GOAL OF THE EXERCISE: Which lines hold the string "sanity"? Copy every one of them.
--- begin DATASET ENTRIES ---
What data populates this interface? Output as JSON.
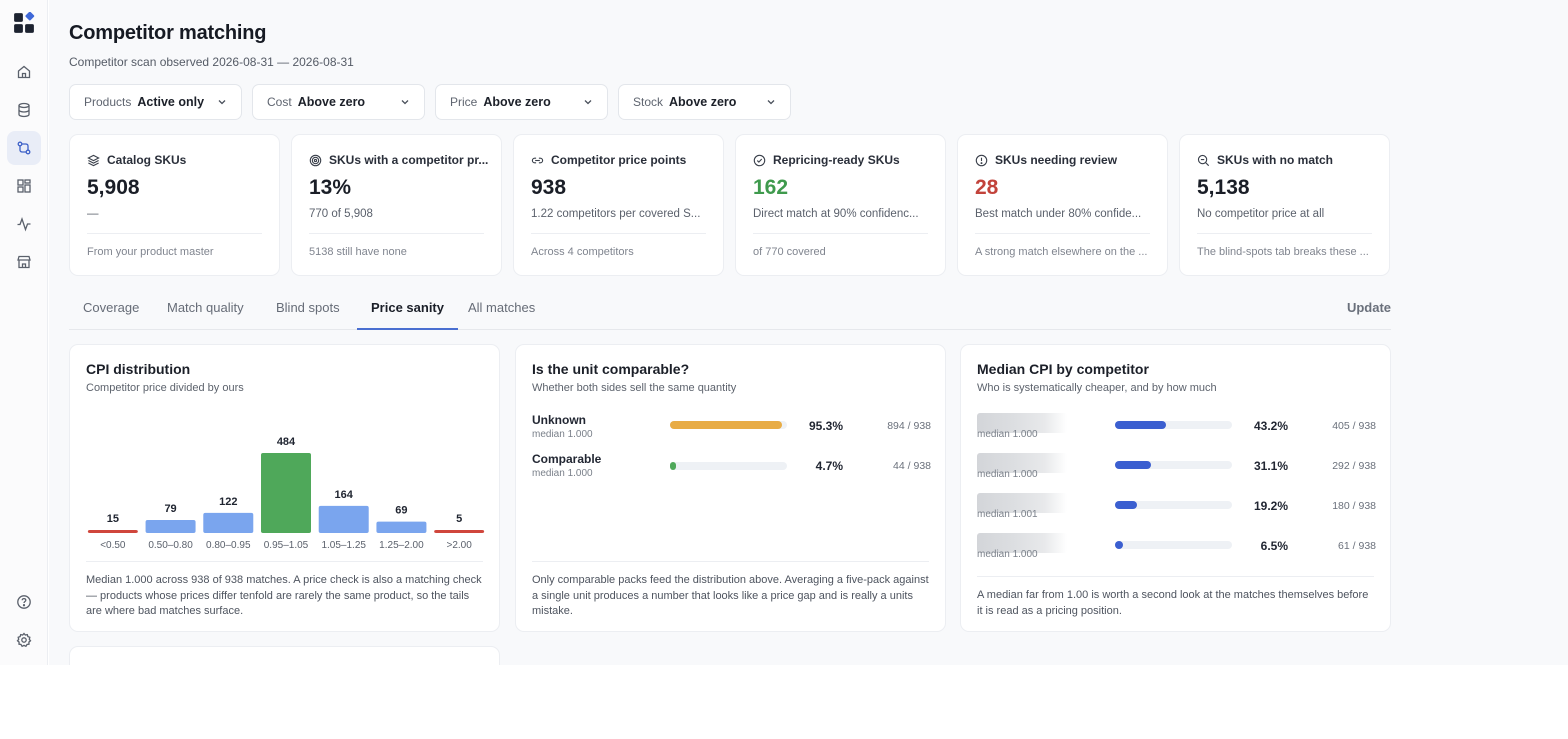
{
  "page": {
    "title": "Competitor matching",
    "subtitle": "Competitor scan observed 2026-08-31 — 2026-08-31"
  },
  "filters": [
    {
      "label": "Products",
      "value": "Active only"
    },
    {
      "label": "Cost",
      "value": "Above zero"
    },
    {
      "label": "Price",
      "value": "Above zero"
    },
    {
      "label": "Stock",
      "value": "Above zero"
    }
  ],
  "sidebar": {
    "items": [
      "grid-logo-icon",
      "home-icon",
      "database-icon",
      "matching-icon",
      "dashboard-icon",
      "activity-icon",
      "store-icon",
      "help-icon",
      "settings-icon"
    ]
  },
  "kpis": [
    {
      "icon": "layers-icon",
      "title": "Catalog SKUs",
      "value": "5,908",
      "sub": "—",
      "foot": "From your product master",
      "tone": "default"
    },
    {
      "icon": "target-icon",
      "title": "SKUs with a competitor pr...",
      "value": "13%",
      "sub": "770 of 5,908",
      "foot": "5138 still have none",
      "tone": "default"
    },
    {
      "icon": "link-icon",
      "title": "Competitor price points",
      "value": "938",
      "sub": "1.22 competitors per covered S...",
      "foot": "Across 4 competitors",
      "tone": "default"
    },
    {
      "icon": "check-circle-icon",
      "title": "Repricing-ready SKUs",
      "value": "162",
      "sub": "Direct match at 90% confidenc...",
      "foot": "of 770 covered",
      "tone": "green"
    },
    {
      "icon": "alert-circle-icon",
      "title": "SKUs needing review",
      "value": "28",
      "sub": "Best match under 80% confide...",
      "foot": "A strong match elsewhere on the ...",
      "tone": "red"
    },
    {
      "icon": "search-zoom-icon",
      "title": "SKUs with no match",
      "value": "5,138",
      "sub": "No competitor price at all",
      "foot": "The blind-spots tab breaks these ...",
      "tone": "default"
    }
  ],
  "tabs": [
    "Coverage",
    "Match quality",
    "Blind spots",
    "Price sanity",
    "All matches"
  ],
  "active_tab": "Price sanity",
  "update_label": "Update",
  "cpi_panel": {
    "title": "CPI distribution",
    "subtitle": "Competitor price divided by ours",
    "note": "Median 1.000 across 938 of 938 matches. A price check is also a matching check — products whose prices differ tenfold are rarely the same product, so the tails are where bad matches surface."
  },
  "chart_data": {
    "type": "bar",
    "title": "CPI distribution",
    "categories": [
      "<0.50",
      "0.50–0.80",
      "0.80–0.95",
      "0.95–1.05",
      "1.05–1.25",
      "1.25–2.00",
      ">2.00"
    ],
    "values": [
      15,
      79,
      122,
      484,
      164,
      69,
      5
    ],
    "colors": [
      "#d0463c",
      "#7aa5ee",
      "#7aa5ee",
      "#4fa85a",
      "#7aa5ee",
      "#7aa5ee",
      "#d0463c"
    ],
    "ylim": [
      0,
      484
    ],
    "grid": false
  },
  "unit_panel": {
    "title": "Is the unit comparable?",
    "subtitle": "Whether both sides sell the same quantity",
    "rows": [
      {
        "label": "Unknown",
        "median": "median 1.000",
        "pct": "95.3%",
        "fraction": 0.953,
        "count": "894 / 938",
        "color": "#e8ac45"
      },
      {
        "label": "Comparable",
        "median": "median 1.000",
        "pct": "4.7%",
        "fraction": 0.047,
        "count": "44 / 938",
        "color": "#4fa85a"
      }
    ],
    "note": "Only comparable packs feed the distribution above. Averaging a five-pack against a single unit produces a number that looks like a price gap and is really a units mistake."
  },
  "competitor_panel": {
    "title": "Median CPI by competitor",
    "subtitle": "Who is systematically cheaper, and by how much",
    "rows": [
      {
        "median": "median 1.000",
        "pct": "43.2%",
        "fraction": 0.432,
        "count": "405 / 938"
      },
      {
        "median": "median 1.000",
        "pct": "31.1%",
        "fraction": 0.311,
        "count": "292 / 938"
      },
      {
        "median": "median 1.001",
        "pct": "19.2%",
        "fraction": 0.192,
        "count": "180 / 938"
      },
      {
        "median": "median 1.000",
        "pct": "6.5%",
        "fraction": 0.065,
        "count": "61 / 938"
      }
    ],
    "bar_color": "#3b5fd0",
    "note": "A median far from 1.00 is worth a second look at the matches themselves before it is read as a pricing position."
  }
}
--- end DATASET ENTRIES ---
REPLY:
    "Price sanity",
  "active_tab": "Price sanity",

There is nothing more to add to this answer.